== Consegna ==
Scrivi il seguito dell'articolo sul partenariato tra Unione europea ed Etiopia, ripartendo subito dopo l'ultima frase del testo in esame.

== Testo in esame ==
/---

(AGENPARL) - Roma, 15 Luglio 2026 - L’Unione europea punta sull’Etiopia come snodo strategico per l’Africa. Kaja Kallas, Alto rappresentante UE, annuncia una cooperazione rafforzata su investimenti, digitale ed energie rinnovabili, con un occhio di riguardo alla gestione delle materie prime critiche e alla stabilità regionale
ADDIS ABEBA – Un ponte tra Europa e Corno d’Africa. L’incontro tra l’Alto rappresentante dell’UE, Kaja Kallas, e il premier etiope Abiy Ahmed traccia la rotta di una partnership rinnovata. Il fulcro dell’accordo non è solo la diplomazia, ma un’agenda economica concreta: dall’energia rinnovabile alla governance digitale, passando per l’estrazione di materie prime critiche, settore dove l’expertise tecnologica europea si sposa con le immense risorse naturali del Paese africano.
“Le aziende europee sono pronte a investire”, ha confermato Kallas, pur precisando che la crescita dell’interscambio dipende dal miglioramento dell’ambiente imprenditoriale locale, con particolare riferimento alla certezza del diritto su tasse e leggi retroattive.

\---

== Dati forniti ==
/---

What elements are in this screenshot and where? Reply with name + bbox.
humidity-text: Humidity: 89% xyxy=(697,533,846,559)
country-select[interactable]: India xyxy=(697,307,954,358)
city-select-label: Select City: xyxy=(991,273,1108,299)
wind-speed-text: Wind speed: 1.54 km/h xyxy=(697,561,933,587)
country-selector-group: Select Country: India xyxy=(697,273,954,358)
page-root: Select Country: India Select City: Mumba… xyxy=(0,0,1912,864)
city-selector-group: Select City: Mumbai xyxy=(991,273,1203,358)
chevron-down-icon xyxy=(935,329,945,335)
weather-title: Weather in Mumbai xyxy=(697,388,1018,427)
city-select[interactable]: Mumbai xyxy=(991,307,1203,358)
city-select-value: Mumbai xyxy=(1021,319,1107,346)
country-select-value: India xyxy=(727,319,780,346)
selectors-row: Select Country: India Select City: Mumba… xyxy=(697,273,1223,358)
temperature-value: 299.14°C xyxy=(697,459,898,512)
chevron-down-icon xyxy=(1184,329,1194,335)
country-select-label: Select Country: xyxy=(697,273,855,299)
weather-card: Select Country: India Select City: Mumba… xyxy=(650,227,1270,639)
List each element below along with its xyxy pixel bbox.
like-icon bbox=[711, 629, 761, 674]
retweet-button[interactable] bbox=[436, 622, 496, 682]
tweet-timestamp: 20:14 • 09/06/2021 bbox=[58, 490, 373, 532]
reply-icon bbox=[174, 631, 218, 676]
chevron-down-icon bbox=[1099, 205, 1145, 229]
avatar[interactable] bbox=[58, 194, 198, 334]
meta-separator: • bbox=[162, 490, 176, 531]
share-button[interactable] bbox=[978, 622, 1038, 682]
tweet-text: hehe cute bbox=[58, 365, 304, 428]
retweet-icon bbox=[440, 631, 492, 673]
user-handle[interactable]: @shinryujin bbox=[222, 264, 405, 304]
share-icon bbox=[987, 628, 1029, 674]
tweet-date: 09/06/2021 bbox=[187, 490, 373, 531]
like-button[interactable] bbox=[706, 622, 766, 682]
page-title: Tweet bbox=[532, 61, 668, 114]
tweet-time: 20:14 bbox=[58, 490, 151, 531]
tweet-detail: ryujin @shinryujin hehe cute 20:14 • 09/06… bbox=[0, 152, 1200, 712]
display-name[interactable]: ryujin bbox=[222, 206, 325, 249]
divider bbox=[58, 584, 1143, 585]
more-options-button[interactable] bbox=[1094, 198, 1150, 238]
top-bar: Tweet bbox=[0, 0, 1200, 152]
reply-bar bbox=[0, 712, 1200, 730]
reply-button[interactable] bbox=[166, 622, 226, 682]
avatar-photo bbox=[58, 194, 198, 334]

\---

== Risposta ==
I pilastri del dialogo:
- Settori strategici: Focus su energia verde, digitale e materie prime critiche.
- Stabilità e migrazione: L’UE vede nello sviluppo sostenibile la leva principale per affrontare le cause strutturali della migrazione irregolare.
- Dialogo politico: L’Etiopia ha aggiornato l’UE sugli sviluppi della Conferenza di dialogo nazionale, definita dal governo come un percorso inclusivo per consolidare la pace interna.
Il “Terzo Dialogo Strutturato” tra le parti è già in agenda, pronto a trasformare queste intenzioni in protocolli vincolanti per entrambi i partner.